**Task description:**
Provide a single number: the count of lines containing the string "Dokumen".

— Start Data section —

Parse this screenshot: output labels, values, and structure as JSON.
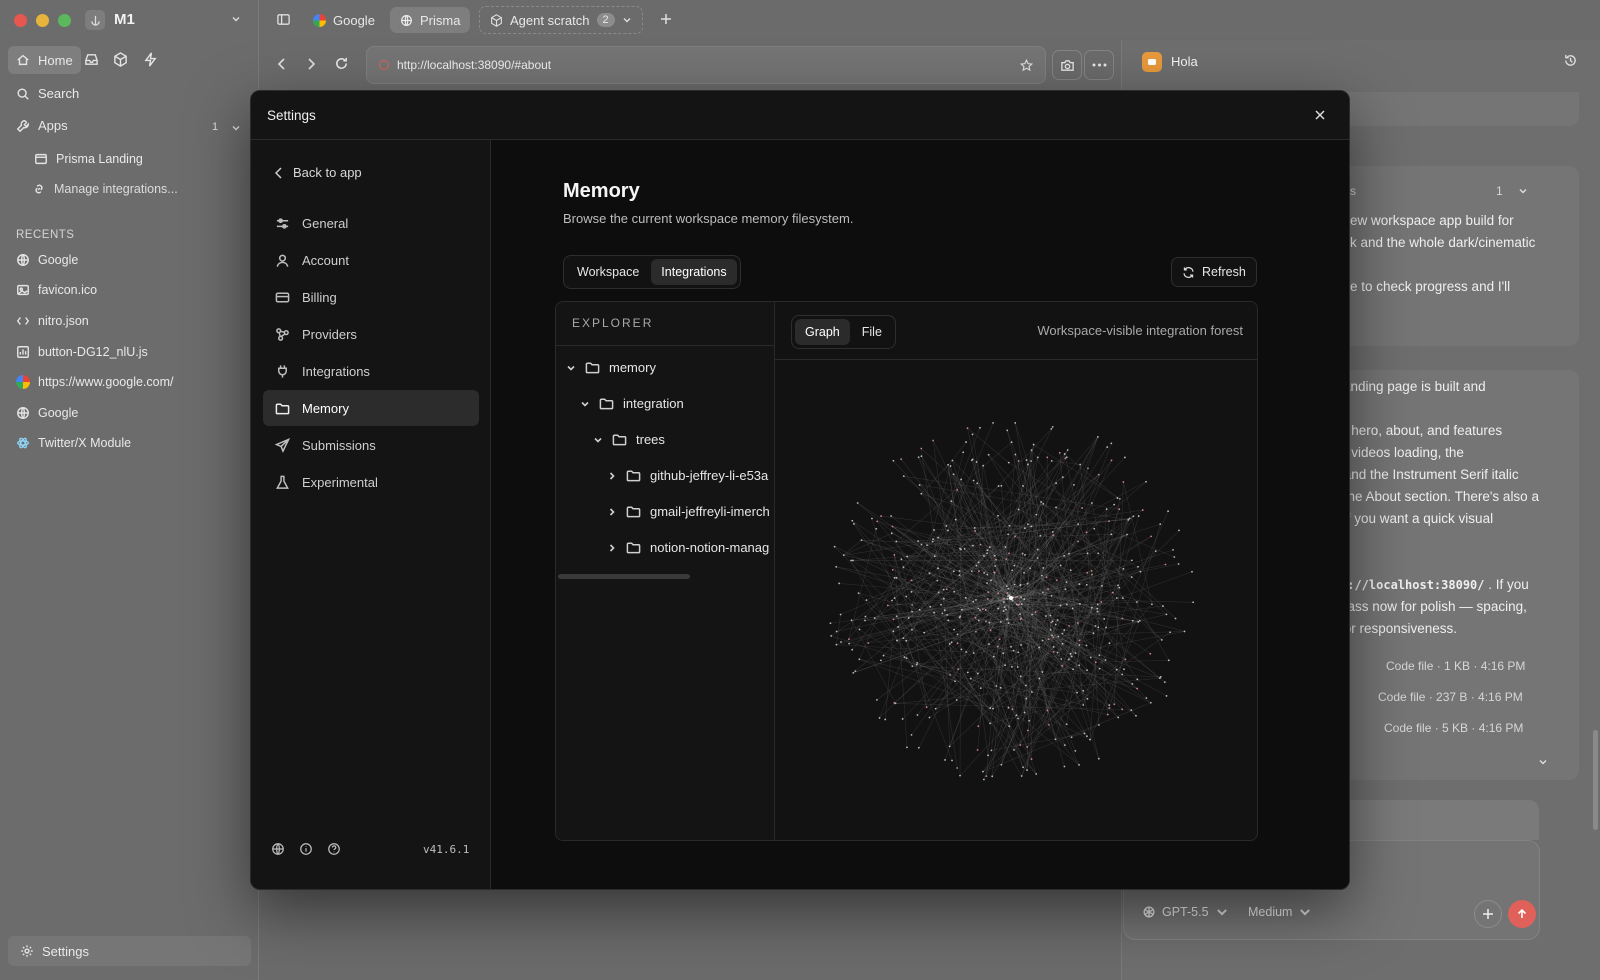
{
  "window": {
    "workspace_name": "M1"
  },
  "sidebar": {
    "home_label": "Home",
    "search_label": "Search",
    "apps_label": "Apps",
    "apps_count": "1",
    "apps_items": [
      {
        "label": "Prisma Landing"
      },
      {
        "label": "Manage integrations..."
      }
    ],
    "recents_heading": "RECENTS",
    "recents": [
      {
        "label": "Google",
        "icon": "globe-icon"
      },
      {
        "label": "favicon.ico",
        "icon": "image-icon"
      },
      {
        "label": "nitro.json",
        "icon": "code-icon"
      },
      {
        "label": "button-DG12_nlU.js",
        "icon": "chart-file-icon"
      },
      {
        "label": "https://www.google.com/",
        "icon": "google-icon"
      },
      {
        "label": "Google",
        "icon": "globe-icon"
      },
      {
        "label": "Twitter/X Module",
        "icon": "react-icon"
      }
    ],
    "settings_label": "Settings"
  },
  "browser": {
    "tabs": [
      {
        "label": "Google"
      },
      {
        "label": "Prisma"
      },
      {
        "label": "Agent scratch",
        "badge": "2"
      }
    ],
    "url": "http://localhost:38090/#about"
  },
  "chat": {
    "title": "Hola",
    "card1_label": "ions",
    "card1_count": "1",
    "card1_lines": [
      "ew workspace app build for",
      "k and the whole dark/cinematic",
      "",
      "e to check progress and I'll"
    ],
    "card2_lines": [
      "landing page is built and",
      "",
      "e hero, about, and features",
      "e videos loading, the",
      " and the Instrument Serif italic",
      " the About section. There's also a",
      " if you want a quick visual"
    ],
    "card2_code": "p://localhost:38090/",
    "card2_after": [
      ". If you",
      "pass now for polish — spacing,",
      " or responsiveness."
    ],
    "files": [
      {
        "meta": "Code file · 1 KB · 4:16 PM"
      },
      {
        "meta": "Code file · 237 B · 4:16 PM"
      },
      {
        "meta": "Code file · 5 KB · 4:16 PM"
      }
    ],
    "model_label": "GPT-5.5",
    "effort_label": "Medium"
  },
  "settings": {
    "title": "Settings",
    "back_label": "Back to app",
    "nav": [
      {
        "label": "General",
        "icon": "sliders-icon"
      },
      {
        "label": "Account",
        "icon": "user-icon"
      },
      {
        "label": "Billing",
        "icon": "card-icon"
      },
      {
        "label": "Providers",
        "icon": "providers-icon"
      },
      {
        "label": "Integrations",
        "icon": "plug-icon"
      },
      {
        "label": "Memory",
        "icon": "folder-icon",
        "active": true
      },
      {
        "label": "Submissions",
        "icon": "send-icon"
      },
      {
        "label": "Experimental",
        "icon": "flask-icon"
      }
    ],
    "version": "v41.6.1",
    "memory": {
      "heading": "Memory",
      "description": "Browse the current workspace memory filesystem.",
      "scope_tabs": [
        {
          "label": "Workspace"
        },
        {
          "label": "Integrations",
          "active": true
        }
      ],
      "refresh_label": "Refresh",
      "explorer_heading": "EXPLORER",
      "tree": [
        {
          "label": "memory",
          "depth": 0,
          "expanded": true
        },
        {
          "label": "integration",
          "depth": 1,
          "expanded": true
        },
        {
          "label": "trees",
          "depth": 2,
          "expanded": true
        },
        {
          "label": "github-jeffrey-li-e53a",
          "depth": 3,
          "expanded": false
        },
        {
          "label": "gmail-jeffreyli-imerch",
          "depth": 3,
          "expanded": false
        },
        {
          "label": "notion-notion-manag",
          "depth": 3,
          "expanded": false
        }
      ],
      "view_tabs": [
        {
          "label": "Graph",
          "active": true
        },
        {
          "label": "File"
        }
      ],
      "graph_caption": "Workspace-visible integration forest"
    }
  },
  "colors": {
    "accent_red": "#e0605a",
    "active_nav": "#2c2c2c",
    "modal_bg": "#0d0d0d"
  }
}
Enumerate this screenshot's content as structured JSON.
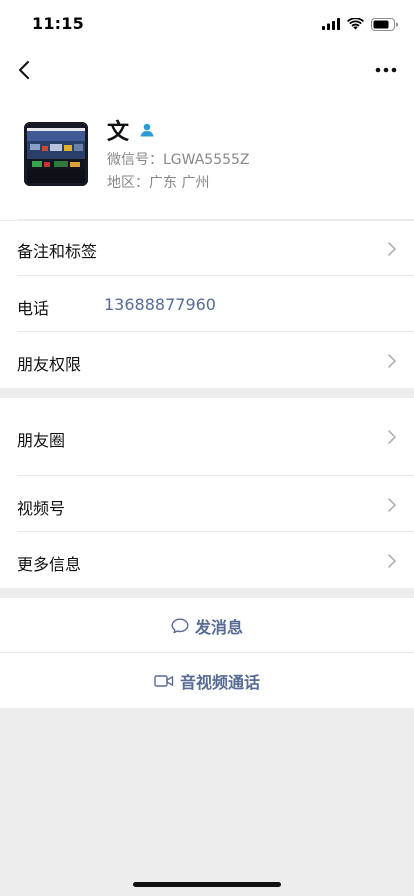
{
  "status_bar": {
    "time": "11:15",
    "icons": [
      "cellular-signal-icon",
      "wifi-icon",
      "battery-icon"
    ]
  },
  "nav": {
    "back_icon": "chevron-left-icon",
    "more_icon": "more-dots-icon"
  },
  "profile": {
    "name": "文",
    "badge_icon": "person-badge-icon",
    "wechat_id": "微信号：LGWA5555Z",
    "region": "地区：广东 广州"
  },
  "rows": {
    "remark_tags": "备注和标签",
    "phone_label": "电话",
    "phone_value": "13688877960",
    "friend_permissions": "朋友权限",
    "moments": "朋友圈",
    "channels": "视频号",
    "more_info": "更多信息"
  },
  "actions": {
    "send_message": "发消息",
    "av_call": "音视频通话"
  },
  "colors": {
    "link": "#576b95",
    "background": "#ededed",
    "accent_badge": "#2a9bd8"
  }
}
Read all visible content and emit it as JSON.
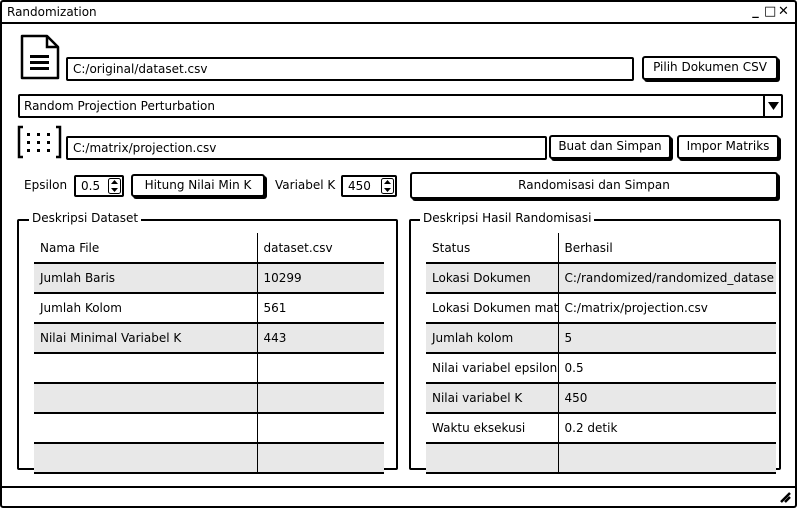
{
  "window": {
    "title": "Randomization",
    "controls": {
      "minimize": "_",
      "maximize": "□",
      "close": "✕"
    }
  },
  "document": {
    "path": "C:/original/dataset.csv",
    "choose_button": "Pilih Dokumen CSV",
    "icon": "document-icon"
  },
  "method": {
    "selected": "Random Projection Perturbation"
  },
  "matrix": {
    "path": "C:/matrix/projection.csv",
    "create_button": "Buat dan Simpan",
    "import_button": "Impor Matriks",
    "icon": "matrix-icon"
  },
  "params": {
    "epsilon_label": "Epsilon",
    "epsilon_value": "0.5",
    "compute_button": "Hitung Nilai Min K",
    "k_label": "Variabel K",
    "k_value": "450",
    "randomize_button": "Randomisasi dan Simpan"
  },
  "dataset_panel": {
    "title": "Deskripsi Dataset",
    "rows": [
      [
        "Nama File",
        "dataset.csv"
      ],
      [
        "Jumlah Baris",
        "10299"
      ],
      [
        "Jumlah Kolom",
        "561"
      ],
      [
        "Nilai Minimal Variabel K",
        "443"
      ],
      [
        "",
        ""
      ],
      [
        "",
        ""
      ],
      [
        "",
        ""
      ],
      [
        "",
        ""
      ]
    ]
  },
  "result_panel": {
    "title": "Deskripsi Hasil Randomisasi",
    "rows": [
      [
        "Status",
        "Berhasil"
      ],
      [
        "Lokasi Dokumen",
        "C:/randomized/randomized_datase"
      ],
      [
        "Lokasi Dokumen mat",
        "C:/matrix/projection.csv"
      ],
      [
        "Jumlah kolom",
        "5"
      ],
      [
        "Nilai variabel epsilon",
        "0.5"
      ],
      [
        "Nilai variabel K",
        "450"
      ],
      [
        "Waktu eksekusi",
        "0.2 detik"
      ],
      [
        "",
        ""
      ]
    ]
  }
}
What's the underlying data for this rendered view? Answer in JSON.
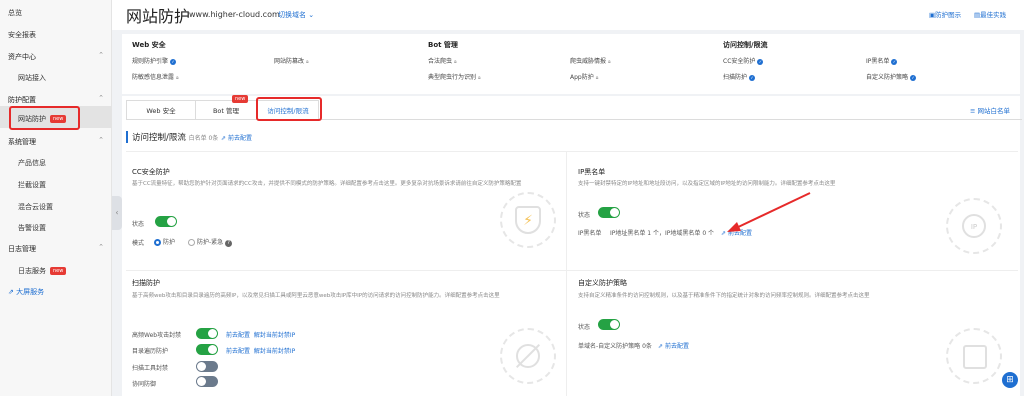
{
  "sidebar": {
    "items": [
      {
        "label": "总览"
      },
      {
        "label": "安全报表"
      },
      {
        "label": "资产中心"
      },
      {
        "label": "网站接入"
      },
      {
        "label": "防护配置"
      },
      {
        "label": "网站防护"
      },
      {
        "label": "系统管理"
      },
      {
        "label": "产品信息"
      },
      {
        "label": "拦截设置"
      },
      {
        "label": "混合云设置"
      },
      {
        "label": "告警设置"
      },
      {
        "label": "日志管理"
      },
      {
        "label": "日志服务"
      },
      {
        "label": "大屏服务"
      }
    ],
    "new_badge": "new"
  },
  "header": {
    "title": "网站防护",
    "domain": "www.higher-cloud.com",
    "switch_domain": "切换域名",
    "link1": "防护图示",
    "link2": "最佳实践"
  },
  "summary": {
    "web": {
      "title": "Web 安全",
      "items": [
        "规则防护引擎",
        "网站防篡改",
        "防敏感信息泄露"
      ]
    },
    "bot": {
      "title": "Bot 管理",
      "items": [
        "合法爬虫",
        "爬虫威胁情报",
        "典型爬虫行为识别",
        "App防护"
      ]
    },
    "acl": {
      "title": "访问控制/限流",
      "items": [
        "CC安全防护",
        "IP黑名单",
        "扫描防护",
        "自定义防护策略"
      ]
    }
  },
  "tabs": [
    "Web 安全",
    "Bot 管理",
    "访问控制/限流"
  ],
  "website_whitelist": "网站白名单",
  "section": {
    "title": "访问控制/限流",
    "whitelist": "白名单 0条",
    "goto": "前去配置"
  },
  "cards": {
    "cc": {
      "title": "CC安全防护",
      "desc": "基于CC流量特征，帮助您防护针对页面请求的CC攻击，并提供不同模式的防护策略。详细配置参考点击这里。更多复杂对抗场景诉求请前往自定义防护策略配置",
      "status_label": "状态",
      "mode_label": "模式",
      "mode_on": "防护",
      "mode_off": "防护-紧急"
    },
    "ipbl": {
      "title": "IP黑名单",
      "desc": "支持一键封禁特定的IP地址和地址段访问，以及指定区域的IP地址的访问限制能力。详细配置参考点击这里",
      "status_label": "状态",
      "info_label": "IP黑名单",
      "info_text": "IP地址黑名单 1 个，IP地域黑名单 0 个",
      "goto": "前去配置"
    },
    "scan": {
      "title": "扫描防护",
      "desc": "基于高频web攻击和目录目录遍历的高频IP，以及常见扫描工具或阿里云恶意web攻击IP库中IP的访问请求的访问控制防护能力。详细配置参考点击这里",
      "rows": [
        {
          "label": "高频Web攻击封禁",
          "goto": "前去配置",
          "unblock": "解封当前封禁IP"
        },
        {
          "label": "目录遍历防护",
          "goto": "前去配置",
          "unblock": "解封当前封禁IP"
        },
        {
          "label": "扫描工具封禁"
        },
        {
          "label": "协同防御"
        }
      ]
    },
    "custom": {
      "title": "自定义防护策略",
      "desc": "支持自定义精准条件的访问控制规则，以及基于精准条件下的指定统计对象的访问频率控制规则。详细配置参考点击这里",
      "status_label": "状态",
      "info_text": "单域名-自定义防护策略 0条",
      "goto": "前去配置"
    }
  }
}
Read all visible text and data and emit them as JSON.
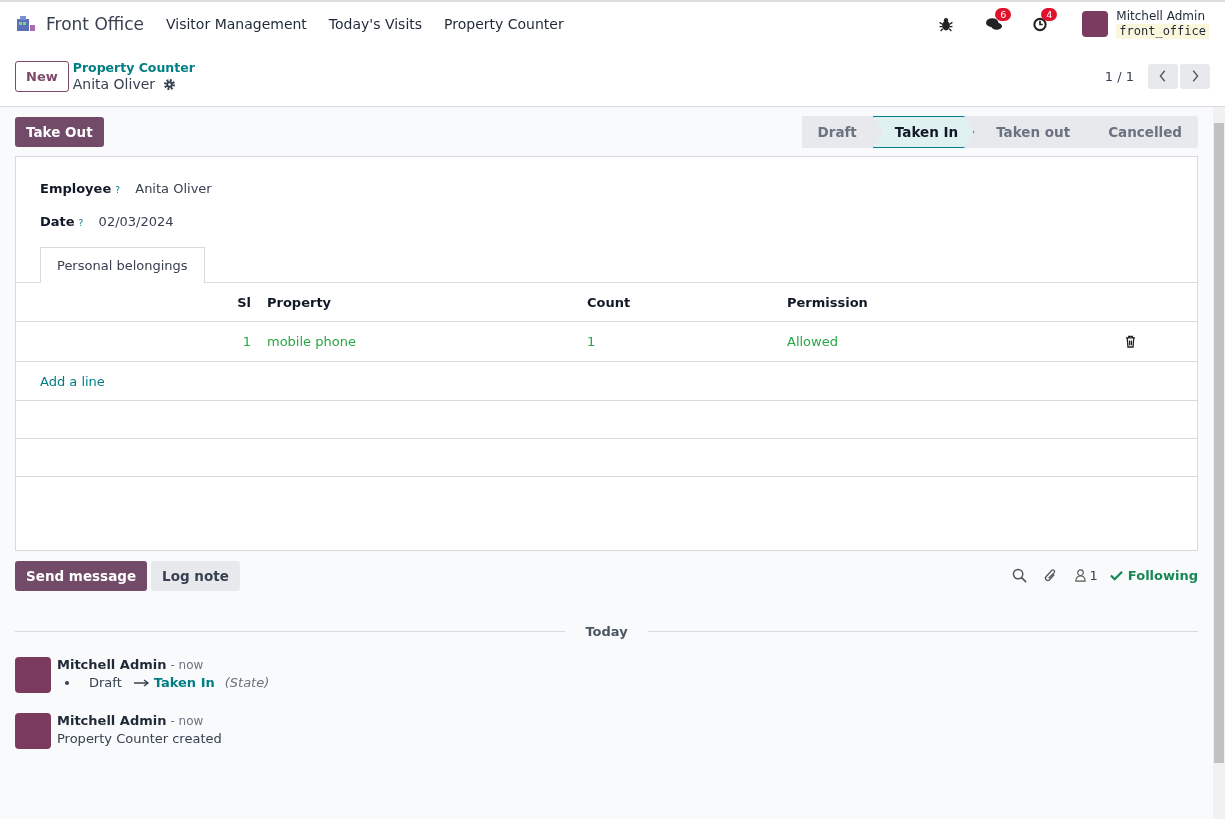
{
  "navbar": {
    "app_name": "Front Office",
    "menu": [
      "Visitor Management",
      "Today's Visits",
      "Property Counter"
    ],
    "messages_count": "6",
    "activities_count": "4",
    "user": {
      "name": "Mitchell Admin",
      "database": "front_office"
    }
  },
  "control_panel": {
    "new_button": "New",
    "breadcrumb": "Property Counter",
    "record_name": "Anita Oliver",
    "pager": "1 / 1"
  },
  "action_button": "Take Out",
  "stages": [
    {
      "label": "Draft",
      "selected": false
    },
    {
      "label": "Taken In",
      "selected": true
    },
    {
      "label": "Taken out",
      "selected": false
    },
    {
      "label": "Cancelled",
      "selected": false
    }
  ],
  "fields": [
    {
      "label": "Employee",
      "help": "?",
      "value": "Anita Oliver"
    },
    {
      "label": "Date",
      "help": "?",
      "value": "02/03/2024"
    }
  ],
  "notebook_tabs": [
    {
      "label": "Personal belongings",
      "selected": true
    }
  ],
  "table": {
    "columns": [
      "Sl",
      "Property",
      "Count",
      "Permission"
    ],
    "rows": [
      {
        "cells": [
          "1",
          "mobile phone",
          "1",
          "Allowed"
        ]
      }
    ],
    "add_line": "Add a line"
  },
  "chatter": {
    "send_message": "Send message",
    "log_note": "Log note",
    "followers_count": "1",
    "following": "Following",
    "date_separator": "Today",
    "messages": [
      {
        "author": "Mitchell Admin",
        "time": "- now",
        "kind": "tracking",
        "old_value": "Draft",
        "new_value": "Taken In",
        "field": "(State)"
      },
      {
        "author": "Mitchell Admin",
        "time": "- now",
        "kind": "text",
        "body": "Property Counter created"
      }
    ]
  }
}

— End Data section —

**Complete answer:**
3